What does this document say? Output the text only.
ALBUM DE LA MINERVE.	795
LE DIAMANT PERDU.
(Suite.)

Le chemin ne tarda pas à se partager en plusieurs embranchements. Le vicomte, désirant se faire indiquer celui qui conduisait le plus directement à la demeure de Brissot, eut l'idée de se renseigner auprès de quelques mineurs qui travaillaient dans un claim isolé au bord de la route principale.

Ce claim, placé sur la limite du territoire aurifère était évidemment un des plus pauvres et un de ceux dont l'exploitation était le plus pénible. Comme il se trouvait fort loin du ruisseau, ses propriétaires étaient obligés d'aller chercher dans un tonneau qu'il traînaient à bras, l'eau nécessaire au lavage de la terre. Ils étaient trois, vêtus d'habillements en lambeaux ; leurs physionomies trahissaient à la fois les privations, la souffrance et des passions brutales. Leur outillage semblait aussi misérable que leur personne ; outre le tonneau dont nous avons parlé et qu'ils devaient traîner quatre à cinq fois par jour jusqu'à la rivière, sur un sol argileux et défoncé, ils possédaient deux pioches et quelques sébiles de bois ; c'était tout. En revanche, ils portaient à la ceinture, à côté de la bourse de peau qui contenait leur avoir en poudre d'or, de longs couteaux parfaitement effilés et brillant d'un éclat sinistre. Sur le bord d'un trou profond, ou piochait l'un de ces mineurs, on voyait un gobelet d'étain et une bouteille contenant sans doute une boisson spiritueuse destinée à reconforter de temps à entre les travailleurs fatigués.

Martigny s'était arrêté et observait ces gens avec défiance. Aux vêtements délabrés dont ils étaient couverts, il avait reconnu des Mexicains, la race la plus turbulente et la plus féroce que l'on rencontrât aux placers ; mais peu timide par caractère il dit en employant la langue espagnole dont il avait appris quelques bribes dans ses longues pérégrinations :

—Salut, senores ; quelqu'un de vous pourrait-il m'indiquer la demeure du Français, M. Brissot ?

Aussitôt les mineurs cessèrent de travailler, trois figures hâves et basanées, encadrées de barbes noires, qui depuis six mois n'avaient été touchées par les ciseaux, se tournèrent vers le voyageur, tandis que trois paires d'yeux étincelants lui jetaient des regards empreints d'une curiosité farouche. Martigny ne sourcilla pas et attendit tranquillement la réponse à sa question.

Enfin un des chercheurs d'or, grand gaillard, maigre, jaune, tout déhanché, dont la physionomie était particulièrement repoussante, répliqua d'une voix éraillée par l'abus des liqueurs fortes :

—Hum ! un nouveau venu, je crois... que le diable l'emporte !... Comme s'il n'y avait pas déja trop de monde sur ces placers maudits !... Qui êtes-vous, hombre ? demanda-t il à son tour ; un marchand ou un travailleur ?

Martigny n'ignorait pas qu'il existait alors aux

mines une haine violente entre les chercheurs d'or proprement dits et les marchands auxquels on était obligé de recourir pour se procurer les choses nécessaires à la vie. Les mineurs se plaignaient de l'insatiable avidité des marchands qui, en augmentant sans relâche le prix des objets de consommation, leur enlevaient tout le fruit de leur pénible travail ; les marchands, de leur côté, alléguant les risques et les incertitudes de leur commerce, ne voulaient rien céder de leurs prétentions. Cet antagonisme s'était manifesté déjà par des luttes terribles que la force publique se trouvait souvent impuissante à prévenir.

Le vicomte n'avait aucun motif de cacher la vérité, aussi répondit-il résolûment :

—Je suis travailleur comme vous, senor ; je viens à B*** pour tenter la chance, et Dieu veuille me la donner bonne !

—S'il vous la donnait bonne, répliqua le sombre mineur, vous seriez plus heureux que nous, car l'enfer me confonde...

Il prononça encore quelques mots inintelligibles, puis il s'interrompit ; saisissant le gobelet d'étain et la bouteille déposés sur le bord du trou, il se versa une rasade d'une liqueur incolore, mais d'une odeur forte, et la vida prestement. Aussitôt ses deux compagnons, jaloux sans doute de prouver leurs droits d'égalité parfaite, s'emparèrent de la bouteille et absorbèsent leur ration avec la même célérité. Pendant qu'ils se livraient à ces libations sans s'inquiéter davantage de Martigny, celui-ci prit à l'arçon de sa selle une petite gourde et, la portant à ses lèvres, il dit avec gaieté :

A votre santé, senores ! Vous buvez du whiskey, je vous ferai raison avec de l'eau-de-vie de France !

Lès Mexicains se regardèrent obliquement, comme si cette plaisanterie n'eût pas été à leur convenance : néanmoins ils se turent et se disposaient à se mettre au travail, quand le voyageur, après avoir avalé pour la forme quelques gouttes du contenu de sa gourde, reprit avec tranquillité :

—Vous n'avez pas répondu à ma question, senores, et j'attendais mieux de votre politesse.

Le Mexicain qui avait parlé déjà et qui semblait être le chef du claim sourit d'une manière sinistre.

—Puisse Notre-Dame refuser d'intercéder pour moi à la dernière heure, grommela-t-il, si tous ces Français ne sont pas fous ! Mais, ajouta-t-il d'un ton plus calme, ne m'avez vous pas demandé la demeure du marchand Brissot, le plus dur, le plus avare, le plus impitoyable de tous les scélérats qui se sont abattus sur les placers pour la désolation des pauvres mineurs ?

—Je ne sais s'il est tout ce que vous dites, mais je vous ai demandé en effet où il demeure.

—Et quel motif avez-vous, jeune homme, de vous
┄┄┄┄┄┄
• Short task
Please list every line of the records that contains "gobelet".

• Solution
Ce claim, placé sur la limite du territoire aurifère était évidemment un des plus pauvres et un de ceux dont l'exploitation était le plus pénible. Comme il se trouvait fort loin du ruisseau, ses propriétaires étaient obligés d'aller chercher dans un tonneau qu'il traînaient à bras, l'eau nécessaire au lavage de la terre. Ils étaient trois, vêtus d'habillements en lambeaux ; leurs physionomies trahissaient à la fois les privations, la souffrance et des passions brutales. Leur outillage semblait aussi misérable que leur personne ; outre le tonneau dont nous avons parlé et qu'ils devaient traîner quatre à cinq fois par jour jusqu'à la rivière, sur un sol argileux et défoncé, ils possédaient deux pioches et quelques sébiles de bois ; c'était tout. En revanche, ils portaient à la ceinture, à côté de la bourse de peau qui contenait leur avoir en poudre d'or, de longs couteaux parfaitement effilés et brillant d'un éclat sinistre. Sur le bord d'un trou profond, ou piochait l'un de ces mineurs, on voyait un gobelet d'étain et une bouteille contenant sans doute une boisson spiritueuse destinée à reconforter de temps à entre les travailleurs fatigués.
Il prononça encore quelques mots inintelligibles, puis il s'interrompit ; saisissant le gobelet d'étain et la bouteille déposés sur le bord du trou, il se versa une rasade d'une liqueur incolore, mais d'une odeur forte, et la vida prestement. Aussitôt ses deux compagnons, jaloux sans doute de prouver leurs droits d'égalité parfaite, s'emparèrent de la bouteille et absorbèsent leur ration avec la même célérité. Pendant qu'ils se livraient à ces libations sans s'inquiéter davantage de Martigny, celui-ci prit à l'arçon de sa selle une petite gourde et, la portant à ses lèvres, il dit avec gaieté :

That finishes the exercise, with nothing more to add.